── SUPPLIED DATA ──
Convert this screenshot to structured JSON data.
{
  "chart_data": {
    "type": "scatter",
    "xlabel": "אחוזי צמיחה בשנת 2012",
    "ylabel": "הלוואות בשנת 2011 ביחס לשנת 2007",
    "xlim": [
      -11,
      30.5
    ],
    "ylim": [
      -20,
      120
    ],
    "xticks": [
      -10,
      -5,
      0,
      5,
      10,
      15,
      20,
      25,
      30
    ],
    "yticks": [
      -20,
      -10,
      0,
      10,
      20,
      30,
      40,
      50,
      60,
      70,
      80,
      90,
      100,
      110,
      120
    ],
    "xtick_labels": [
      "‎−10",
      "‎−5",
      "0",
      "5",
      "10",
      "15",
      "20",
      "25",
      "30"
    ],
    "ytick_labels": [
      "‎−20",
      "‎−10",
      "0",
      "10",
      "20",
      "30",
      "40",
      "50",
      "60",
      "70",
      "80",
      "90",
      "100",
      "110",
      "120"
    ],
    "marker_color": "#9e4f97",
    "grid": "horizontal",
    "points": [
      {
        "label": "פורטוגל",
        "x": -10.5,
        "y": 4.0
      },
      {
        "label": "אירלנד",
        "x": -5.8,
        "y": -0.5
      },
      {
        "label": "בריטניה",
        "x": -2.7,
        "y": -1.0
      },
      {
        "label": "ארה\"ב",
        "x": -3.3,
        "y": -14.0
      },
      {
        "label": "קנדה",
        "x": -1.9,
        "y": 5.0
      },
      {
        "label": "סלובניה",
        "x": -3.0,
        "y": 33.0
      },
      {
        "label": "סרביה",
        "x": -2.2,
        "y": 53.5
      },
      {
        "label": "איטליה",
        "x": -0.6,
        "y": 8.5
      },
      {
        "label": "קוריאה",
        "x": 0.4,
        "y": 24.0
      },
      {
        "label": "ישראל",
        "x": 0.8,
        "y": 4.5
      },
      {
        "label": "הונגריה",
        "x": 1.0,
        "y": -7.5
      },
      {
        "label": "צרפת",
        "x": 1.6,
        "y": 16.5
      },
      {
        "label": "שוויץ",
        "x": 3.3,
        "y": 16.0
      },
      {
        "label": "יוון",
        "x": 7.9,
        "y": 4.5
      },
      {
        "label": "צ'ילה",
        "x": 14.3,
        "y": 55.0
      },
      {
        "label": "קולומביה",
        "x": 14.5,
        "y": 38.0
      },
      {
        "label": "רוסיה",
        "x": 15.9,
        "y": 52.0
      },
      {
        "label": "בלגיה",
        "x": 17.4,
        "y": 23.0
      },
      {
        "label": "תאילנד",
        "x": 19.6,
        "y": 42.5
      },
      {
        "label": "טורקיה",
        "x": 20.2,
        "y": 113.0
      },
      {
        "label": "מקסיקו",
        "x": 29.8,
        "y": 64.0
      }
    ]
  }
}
───
Exact copies of all the records are required.

Convert this screenshot to structured JSON data.
{
  "chart_data": {
    "type": "scatter",
    "xlabel": "אחוזי צמיחה בשנת 2012",
    "ylabel": "הלוואות בשנת 2011 ביחס לשנת 2007",
    "xlim": [
      -11,
      30.5
    ],
    "ylim": [
      -20,
      120
    ],
    "xticks": [
      -10,
      -5,
      0,
      5,
      10,
      15,
      20,
      25,
      30
    ],
    "yticks": [
      -20,
      -10,
      0,
      10,
      20,
      30,
      40,
      50,
      60,
      70,
      80,
      90,
      100,
      110,
      120
    ],
    "xtick_labels": [
      "‎−10",
      "‎−5",
      "0",
      "5",
      "10",
      "15",
      "20",
      "25",
      "30"
    ],
    "ytick_labels": [
      "‎−20",
      "‎−10",
      "0",
      "10",
      "20",
      "30",
      "40",
      "50",
      "60",
      "70",
      "80",
      "90",
      "100",
      "110",
      "120"
    ],
    "marker_color": "#9e4f97",
    "grid": "horizontal",
    "points": [
      {
        "label": "פורטוגל",
        "x": -10.5,
        "y": 4.0
      },
      {
        "label": "אירלנד",
        "x": -5.8,
        "y": -0.5
      },
      {
        "label": "בריטניה",
        "x": -2.7,
        "y": -1.0
      },
      {
        "label": "ארה\"ב",
        "x": -3.3,
        "y": -14.0
      },
      {
        "label": "קנדה",
        "x": -1.9,
        "y": 5.0
      },
      {
        "label": "סלובניה",
        "x": -3.0,
        "y": 33.0
      },
      {
        "label": "סרביה",
        "x": -2.2,
        "y": 53.5
      },
      {
        "label": "איטליה",
        "x": -0.6,
        "y": 8.5
      },
      {
        "label": "קוריאה",
        "x": 0.4,
        "y": 24.0
      },
      {
        "label": "ישראל",
        "x": 0.8,
        "y": 4.5
      },
      {
        "label": "הונגריה",
        "x": 1.0,
        "y": -7.5
      },
      {
        "label": "צרפת",
        "x": 1.6,
        "y": 16.5
      },
      {
        "label": "שוויץ",
        "x": 3.3,
        "y": 16.0
      },
      {
        "label": "יוון",
        "x": 7.9,
        "y": 4.5
      },
      {
        "label": "צ'ילה",
        "x": 14.3,
        "y": 55.0
      },
      {
        "label": "קולומביה",
        "x": 14.5,
        "y": 38.0
      },
      {
        "label": "רוסיה",
        "x": 15.9,
        "y": 52.0
      },
      {
        "label": "בלגיה",
        "x": 17.4,
        "y": 23.0
      },
      {
        "label": "תאילנד",
        "x": 19.6,
        "y": 42.5
      },
      {
        "label": "טורקיה",
        "x": 20.2,
        "y": 113.0
      },
      {
        "label": "מקסיקו",
        "x": 29.8,
        "y": 64.0
      }
    ]
  }
}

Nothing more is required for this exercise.